Records for the task:
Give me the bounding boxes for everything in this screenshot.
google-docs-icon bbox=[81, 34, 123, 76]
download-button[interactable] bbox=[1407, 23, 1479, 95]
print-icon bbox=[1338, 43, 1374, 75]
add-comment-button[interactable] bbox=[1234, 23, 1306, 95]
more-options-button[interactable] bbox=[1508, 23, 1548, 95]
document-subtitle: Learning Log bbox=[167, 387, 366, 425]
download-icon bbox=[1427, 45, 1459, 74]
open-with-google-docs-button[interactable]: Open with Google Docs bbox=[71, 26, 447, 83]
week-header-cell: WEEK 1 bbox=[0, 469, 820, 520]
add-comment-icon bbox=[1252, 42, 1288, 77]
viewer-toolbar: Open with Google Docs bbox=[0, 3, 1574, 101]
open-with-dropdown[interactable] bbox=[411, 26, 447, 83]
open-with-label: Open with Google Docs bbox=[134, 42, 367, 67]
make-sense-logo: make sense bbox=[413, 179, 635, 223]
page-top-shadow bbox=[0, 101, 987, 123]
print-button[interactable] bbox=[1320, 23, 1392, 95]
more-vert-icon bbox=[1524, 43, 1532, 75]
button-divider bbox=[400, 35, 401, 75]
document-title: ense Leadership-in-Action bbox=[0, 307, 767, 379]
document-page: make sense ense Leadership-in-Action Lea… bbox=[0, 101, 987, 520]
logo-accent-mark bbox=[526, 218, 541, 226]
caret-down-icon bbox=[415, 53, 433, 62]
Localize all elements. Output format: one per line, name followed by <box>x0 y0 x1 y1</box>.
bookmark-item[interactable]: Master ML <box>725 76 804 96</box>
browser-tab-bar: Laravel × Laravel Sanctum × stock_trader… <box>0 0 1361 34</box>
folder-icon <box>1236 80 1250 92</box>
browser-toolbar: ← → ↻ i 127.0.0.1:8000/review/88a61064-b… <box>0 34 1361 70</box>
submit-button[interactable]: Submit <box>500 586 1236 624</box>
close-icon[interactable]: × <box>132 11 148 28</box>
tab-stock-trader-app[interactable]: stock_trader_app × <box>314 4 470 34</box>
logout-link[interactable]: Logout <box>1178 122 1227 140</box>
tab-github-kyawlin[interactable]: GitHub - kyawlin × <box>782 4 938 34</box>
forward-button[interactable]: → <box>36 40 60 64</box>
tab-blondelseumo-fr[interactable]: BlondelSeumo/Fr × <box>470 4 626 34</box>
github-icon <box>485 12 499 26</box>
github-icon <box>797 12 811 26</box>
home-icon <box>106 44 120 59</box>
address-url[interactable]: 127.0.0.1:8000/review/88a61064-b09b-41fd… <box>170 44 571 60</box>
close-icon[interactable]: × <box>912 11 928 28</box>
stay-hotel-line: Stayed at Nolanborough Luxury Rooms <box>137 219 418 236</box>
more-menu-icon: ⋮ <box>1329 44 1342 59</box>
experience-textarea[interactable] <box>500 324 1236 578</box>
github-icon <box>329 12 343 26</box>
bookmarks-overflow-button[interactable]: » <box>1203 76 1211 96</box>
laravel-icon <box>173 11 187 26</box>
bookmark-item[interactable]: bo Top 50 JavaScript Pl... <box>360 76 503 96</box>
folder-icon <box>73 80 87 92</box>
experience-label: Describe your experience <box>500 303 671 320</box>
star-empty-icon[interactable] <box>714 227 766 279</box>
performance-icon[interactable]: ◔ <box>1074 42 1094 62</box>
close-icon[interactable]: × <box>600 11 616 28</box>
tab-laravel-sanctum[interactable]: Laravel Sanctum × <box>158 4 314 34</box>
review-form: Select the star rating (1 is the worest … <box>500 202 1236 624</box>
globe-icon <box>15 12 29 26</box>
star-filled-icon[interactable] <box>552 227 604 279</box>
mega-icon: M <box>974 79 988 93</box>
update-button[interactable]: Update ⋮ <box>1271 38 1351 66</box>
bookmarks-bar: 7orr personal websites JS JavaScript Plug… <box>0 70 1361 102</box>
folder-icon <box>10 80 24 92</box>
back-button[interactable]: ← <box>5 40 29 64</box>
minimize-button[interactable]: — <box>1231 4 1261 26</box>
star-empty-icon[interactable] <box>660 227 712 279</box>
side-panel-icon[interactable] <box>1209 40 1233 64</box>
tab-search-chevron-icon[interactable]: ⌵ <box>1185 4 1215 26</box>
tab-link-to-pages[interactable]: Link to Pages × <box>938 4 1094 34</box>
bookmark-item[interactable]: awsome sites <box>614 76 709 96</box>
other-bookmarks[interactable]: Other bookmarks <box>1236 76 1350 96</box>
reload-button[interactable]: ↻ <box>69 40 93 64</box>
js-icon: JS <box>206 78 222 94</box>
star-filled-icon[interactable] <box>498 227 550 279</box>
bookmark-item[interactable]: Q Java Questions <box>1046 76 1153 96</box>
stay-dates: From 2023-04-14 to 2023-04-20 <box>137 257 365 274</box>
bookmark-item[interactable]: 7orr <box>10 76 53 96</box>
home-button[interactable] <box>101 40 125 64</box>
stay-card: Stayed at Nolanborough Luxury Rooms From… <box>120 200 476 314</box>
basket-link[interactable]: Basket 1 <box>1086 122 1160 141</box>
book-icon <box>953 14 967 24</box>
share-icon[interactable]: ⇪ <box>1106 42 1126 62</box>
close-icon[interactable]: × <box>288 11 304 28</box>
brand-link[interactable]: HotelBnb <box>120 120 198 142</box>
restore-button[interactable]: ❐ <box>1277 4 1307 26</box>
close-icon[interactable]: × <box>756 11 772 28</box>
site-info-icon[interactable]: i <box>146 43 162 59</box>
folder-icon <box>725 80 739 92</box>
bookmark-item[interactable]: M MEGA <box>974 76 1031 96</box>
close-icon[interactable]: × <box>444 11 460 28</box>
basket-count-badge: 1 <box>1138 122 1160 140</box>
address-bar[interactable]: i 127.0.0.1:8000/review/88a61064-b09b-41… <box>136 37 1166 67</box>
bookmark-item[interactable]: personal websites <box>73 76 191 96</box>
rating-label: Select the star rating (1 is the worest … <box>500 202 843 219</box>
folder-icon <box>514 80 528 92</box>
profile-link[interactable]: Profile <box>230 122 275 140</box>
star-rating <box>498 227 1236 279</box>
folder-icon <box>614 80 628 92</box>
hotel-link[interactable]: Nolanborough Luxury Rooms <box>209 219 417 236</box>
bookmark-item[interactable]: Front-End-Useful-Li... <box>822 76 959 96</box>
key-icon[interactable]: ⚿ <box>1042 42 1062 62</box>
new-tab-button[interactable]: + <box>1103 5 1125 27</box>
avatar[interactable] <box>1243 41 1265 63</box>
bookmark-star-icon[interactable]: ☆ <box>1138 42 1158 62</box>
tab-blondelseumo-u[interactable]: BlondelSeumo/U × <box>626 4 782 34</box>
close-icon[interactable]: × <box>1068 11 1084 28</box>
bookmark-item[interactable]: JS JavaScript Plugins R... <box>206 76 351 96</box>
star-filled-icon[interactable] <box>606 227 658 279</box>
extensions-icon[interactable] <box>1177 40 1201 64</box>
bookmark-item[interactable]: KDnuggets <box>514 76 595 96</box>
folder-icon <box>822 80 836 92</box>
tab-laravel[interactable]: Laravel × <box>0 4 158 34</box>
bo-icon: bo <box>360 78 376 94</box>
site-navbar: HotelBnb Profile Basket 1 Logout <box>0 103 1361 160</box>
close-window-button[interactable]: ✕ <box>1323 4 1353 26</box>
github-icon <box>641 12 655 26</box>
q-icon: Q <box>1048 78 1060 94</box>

What you have to do:
Copy all of the entries above word for word, keeping every line the same.

Complete output:
Give me the bounding boxes for everything in this screenshot.
google-docs-icon bbox=[81, 34, 123, 76]
download-button[interactable] bbox=[1407, 23, 1479, 95]
print-icon bbox=[1338, 43, 1374, 75]
add-comment-button[interactable] bbox=[1234, 23, 1306, 95]
more-options-button[interactable] bbox=[1508, 23, 1548, 95]
document-subtitle: Learning Log bbox=[167, 387, 366, 425]
download-icon bbox=[1427, 45, 1459, 74]
open-with-google-docs-button[interactable]: Open with Google Docs bbox=[71, 26, 447, 83]
week-header-cell: WEEK 1 bbox=[0, 469, 820, 520]
add-comment-icon bbox=[1252, 42, 1288, 77]
viewer-toolbar: Open with Google Docs bbox=[0, 3, 1574, 101]
open-with-dropdown[interactable] bbox=[411, 26, 447, 83]
open-with-label: Open with Google Docs bbox=[134, 42, 367, 67]
make-sense-logo: make sense bbox=[413, 179, 635, 223]
page-top-shadow bbox=[0, 101, 987, 123]
print-button[interactable] bbox=[1320, 23, 1392, 95]
more-vert-icon bbox=[1524, 43, 1532, 75]
button-divider bbox=[400, 35, 401, 75]
document-title: ense Leadership-in-Action bbox=[0, 307, 767, 379]
document-page: make sense ense Leadership-in-Action Lea… bbox=[0, 101, 987, 520]
logo-accent-mark bbox=[526, 218, 541, 226]
caret-down-icon bbox=[415, 53, 433, 62]
Localize all elements. Output format: one per line, name followed by <box>x0 y0 x1 y1</box>.
bookmark-item[interactable]: Master ML <box>725 76 804 96</box>
browser-tab-bar: Laravel × Laravel Sanctum × stock_trader… <box>0 0 1361 34</box>
folder-icon <box>1236 80 1250 92</box>
browser-toolbar: ← → ↻ i 127.0.0.1:8000/review/88a61064-b… <box>0 34 1361 70</box>
submit-button[interactable]: Submit <box>500 586 1236 624</box>
close-icon[interactable]: × <box>132 11 148 28</box>
tab-stock-trader-app[interactable]: stock_trader_app × <box>314 4 470 34</box>
logout-link[interactable]: Logout <box>1178 122 1227 140</box>
tab-github-kyawlin[interactable]: GitHub - kyawlin × <box>782 4 938 34</box>
forward-button[interactable]: → <box>36 40 60 64</box>
tab-blondelseumo-fr[interactable]: BlondelSeumo/Fr × <box>470 4 626 34</box>
github-icon <box>485 12 499 26</box>
github-icon <box>797 12 811 26</box>
home-icon <box>106 44 120 59</box>
address-url[interactable]: 127.0.0.1:8000/review/88a61064-b09b-41fd… <box>170 44 571 60</box>
close-icon[interactable]: × <box>912 11 928 28</box>
stay-hotel-line: Stayed at Nolanborough Luxury Rooms <box>137 219 418 236</box>
more-menu-icon: ⋮ <box>1329 44 1342 59</box>
experience-textarea[interactable] <box>500 324 1236 578</box>
github-icon <box>329 12 343 26</box>
bookmarks-overflow-button[interactable]: » <box>1203 76 1211 96</box>
laravel-icon <box>173 11 187 26</box>
bookmark-item[interactable]: bo Top 50 JavaScript Pl... <box>360 76 503 96</box>
folder-icon <box>73 80 87 92</box>
experience-label: Describe your experience <box>500 303 671 320</box>
star-empty-icon[interactable] <box>714 227 766 279</box>
performance-icon[interactable]: ◔ <box>1074 42 1094 62</box>
close-icon[interactable]: × <box>600 11 616 28</box>
tab-laravel-sanctum[interactable]: Laravel Sanctum × <box>158 4 314 34</box>
review-form: Select the star rating (1 is the worest … <box>500 202 1236 624</box>
globe-icon <box>15 12 29 26</box>
star-filled-icon[interactable] <box>552 227 604 279</box>
mega-icon: M <box>974 79 988 93</box>
update-button[interactable]: Update ⋮ <box>1271 38 1351 66</box>
bookmarks-bar: 7orr personal websites JS JavaScript Plug… <box>0 70 1361 102</box>
folder-icon <box>10 80 24 92</box>
back-button[interactable]: ← <box>5 40 29 64</box>
minimize-button[interactable]: — <box>1231 4 1261 26</box>
star-empty-icon[interactable] <box>660 227 712 279</box>
side-panel-icon[interactable] <box>1209 40 1233 64</box>
tab-search-chevron-icon[interactable]: ⌵ <box>1185 4 1215 26</box>
tab-link-to-pages[interactable]: Link to Pages × <box>938 4 1094 34</box>
bookmark-item[interactable]: awsome sites <box>614 76 709 96</box>
other-bookmarks[interactable]: Other bookmarks <box>1236 76 1350 96</box>
reload-button[interactable]: ↻ <box>69 40 93 64</box>
js-icon: JS <box>206 78 222 94</box>
star-filled-icon[interactable] <box>498 227 550 279</box>
bookmark-item[interactable]: Q Java Questions <box>1046 76 1153 96</box>
stay-dates: From 2023-04-14 to 2023-04-20 <box>137 257 365 274</box>
bookmark-item[interactable]: 7orr <box>10 76 53 96</box>
home-button[interactable] <box>101 40 125 64</box>
stay-card: Stayed at Nolanborough Luxury Rooms From… <box>120 200 476 314</box>
basket-link[interactable]: Basket 1 <box>1086 122 1160 141</box>
book-icon <box>953 14 967 24</box>
share-icon[interactable]: ⇪ <box>1106 42 1126 62</box>
close-icon[interactable]: × <box>288 11 304 28</box>
brand-link[interactable]: HotelBnb <box>120 120 198 142</box>
restore-button[interactable]: ❐ <box>1277 4 1307 26</box>
close-icon[interactable]: × <box>756 11 772 28</box>
site-info-icon[interactable]: i <box>146 43 162 59</box>
folder-icon <box>725 80 739 92</box>
bookmark-item[interactable]: M MEGA <box>974 76 1031 96</box>
close-icon[interactable]: × <box>444 11 460 28</box>
basket-count-badge: 1 <box>1138 122 1160 140</box>
address-bar[interactable]: i 127.0.0.1:8000/review/88a61064-b09b-41… <box>136 37 1166 67</box>
bookmark-item[interactable]: personal websites <box>73 76 191 96</box>
rating-label: Select the star rating (1 is the worest … <box>500 202 843 219</box>
folder-icon <box>514 80 528 92</box>
profile-link[interactable]: Profile <box>230 122 275 140</box>
star-rating <box>498 227 1236 279</box>
folder-icon <box>614 80 628 92</box>
hotel-link[interactable]: Nolanborough Luxury Rooms <box>209 219 417 236</box>
bookmark-item[interactable]: Front-End-Useful-Li... <box>822 76 959 96</box>
key-icon[interactable]: ⚿ <box>1042 42 1062 62</box>
new-tab-button[interactable]: + <box>1103 5 1125 27</box>
avatar[interactable] <box>1243 41 1265 63</box>
bookmark-star-icon[interactable]: ☆ <box>1138 42 1158 62</box>
tab-blondelseumo-u[interactable]: BlondelSeumo/U × <box>626 4 782 34</box>
close-icon[interactable]: × <box>1068 11 1084 28</box>
bookmark-item[interactable]: JS JavaScript Plugins R... <box>206 76 351 96</box>
star-filled-icon[interactable] <box>606 227 658 279</box>
extensions-icon[interactable] <box>1177 40 1201 64</box>
bookmark-item[interactable]: KDnuggets <box>514 76 595 96</box>
folder-icon <box>822 80 836 92</box>
tab-laravel[interactable]: Laravel × <box>0 4 158 34</box>
bo-icon: bo <box>360 78 376 94</box>
site-navbar: HotelBnb Profile Basket 1 Logout <box>0 103 1361 160</box>
close-window-button[interactable]: ✕ <box>1323 4 1353 26</box>
github-icon <box>641 12 655 26</box>
q-icon: Q <box>1048 78 1060 94</box>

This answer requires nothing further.